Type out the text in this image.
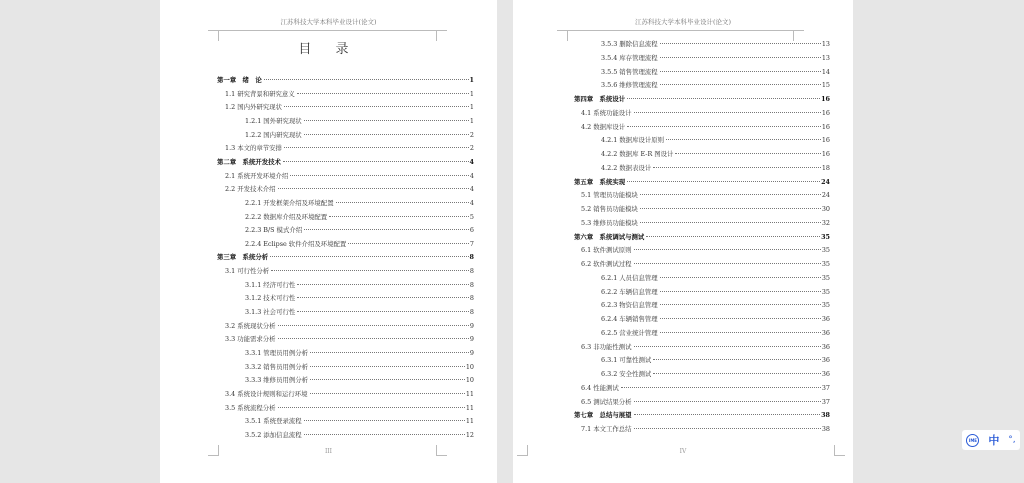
江苏科技大学本科毕业设计(论文)
目 录
III
第一章　绪　论	1
1.1 研究背景和研究意义	1
1.2 国内外研究现状	1
1.2.1 国外研究现状	1
1.2.2 国内研究现状	2
1.3 本文的章节安排	2
第二章　系统开发技术	4
2.1 系统开发环境介绍	4
2.2 开发技术介绍	4
2.2.1 开发框架介绍及环境配置	4
2.2.2 数据库介绍及环境配置	5
2.2.3 B/S 模式介绍	6
2.2.4 Eclipse 软件介绍及环境配置	7
第三章　系统分析	8
3.1 可行性分析	8
3.1.1 经济可行性	8
3.1.2 技术可行性	8
3.1.3 社会可行性	8
3.2 系统现状分析	9
3.3 功能需求分析	9
3.3.1 管理员用例分析	9
3.3.2 销售员用例分析	10
3.3.3 维修员用例分析	10
3.4 系统设计规则和运行环境	11
3.5 系统流程分析	11
3.5.1 系统登录流程	11
3.5.2 添加信息流程	12
江苏科技大学本科毕业设计(论文)
IV
3.5.3 删除信息流程	13
3.5.4 库存管理流程	13
3.5.5 销售管理流程	14
3.5.6 维修管理流程	15
第四章　系统设计	16
4.1 系统功能设计	16
4.2 数据库设计	16
4.2.1 数据库设计原则	16
4.2.2 数据库 E-R 图设计	16
4.2.2 数据表设计	18
第五章　系统实现	24
5.1 管理员功能模块	24
5.2 销售员功能模块	30
5.3 维修员功能模块	32
第六章　系统调试与测试	35
6.1 软件测试原则	35
6.2 软件测试过程	35
6.2.1 人员信息管理	35
6.2.2 车辆信息管理	35
6.2.3 物资信息管理	35
6.2.4 车辆销售管理	36
6.2.5 营业统计管理	36
6.3 非功能性测试	36
6.3.1 可靠性测试	36
6.3.2 安全性测试	36
6.4 性能测试	37
6.5 测试结果分析	37
第七章　总结与展望	38
7.1 本文工作总结	38
IME 中 °,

────

> [GIVEN REQUEST] Images should not appear in the copy; retype the listing above exactly.

> [ANSWER FOR THE TASK]
Type out the text in this image.
江苏科技大学本科毕业设计(论文)
目 录
III
第一章　绪　论	1
1.1 研究背景和研究意义	1
1.2 国内外研究现状	1
1.2.1 国外研究现状	1
1.2.2 国内研究现状	2
1.3 本文的章节安排	2
第二章　系统开发技术	4
2.1 系统开发环境介绍	4
2.2 开发技术介绍	4
2.2.1 开发框架介绍及环境配置	4
2.2.2 数据库介绍及环境配置	5
2.2.3 B/S 模式介绍	6
2.2.4 Eclipse 软件介绍及环境配置	7
第三章　系统分析	8
3.1 可行性分析	8
3.1.1 经济可行性	8
3.1.2 技术可行性	8
3.1.3 社会可行性	8
3.2 系统现状分析	9
3.3 功能需求分析	9
3.3.1 管理员用例分析	9
3.3.2 销售员用例分析	10
3.3.3 维修员用例分析	10
3.4 系统设计规则和运行环境	11
3.5 系统流程分析	11
3.5.1 系统登录流程	11
3.5.2 添加信息流程	12
江苏科技大学本科毕业设计(论文)
IV
3.5.3 删除信息流程	13
3.5.4 库存管理流程	13
3.5.5 销售管理流程	14
3.5.6 维修管理流程	15
第四章　系统设计	16
4.1 系统功能设计	16
4.2 数据库设计	16
4.2.1 数据库设计原则	16
4.2.2 数据库 E-R 图设计	16
4.2.2 数据表设计	18
第五章　系统实现	24
5.1 管理员功能模块	24
5.2 销售员功能模块	30
5.3 维修员功能模块	32
第六章　系统调试与测试	35
6.1 软件测试原则	35
6.2 软件测试过程	35
6.2.1 人员信息管理	35
6.2.2 车辆信息管理	35
6.2.3 物资信息管理	35
6.2.4 车辆销售管理	36
6.2.5 营业统计管理	36
6.3 非功能性测试	36
6.3.1 可靠性测试	36
6.3.2 安全性测试	36
6.4 性能测试	37
6.5 测试结果分析	37
第七章　总结与展望	38
7.1 本文工作总结	38
IME 中 °,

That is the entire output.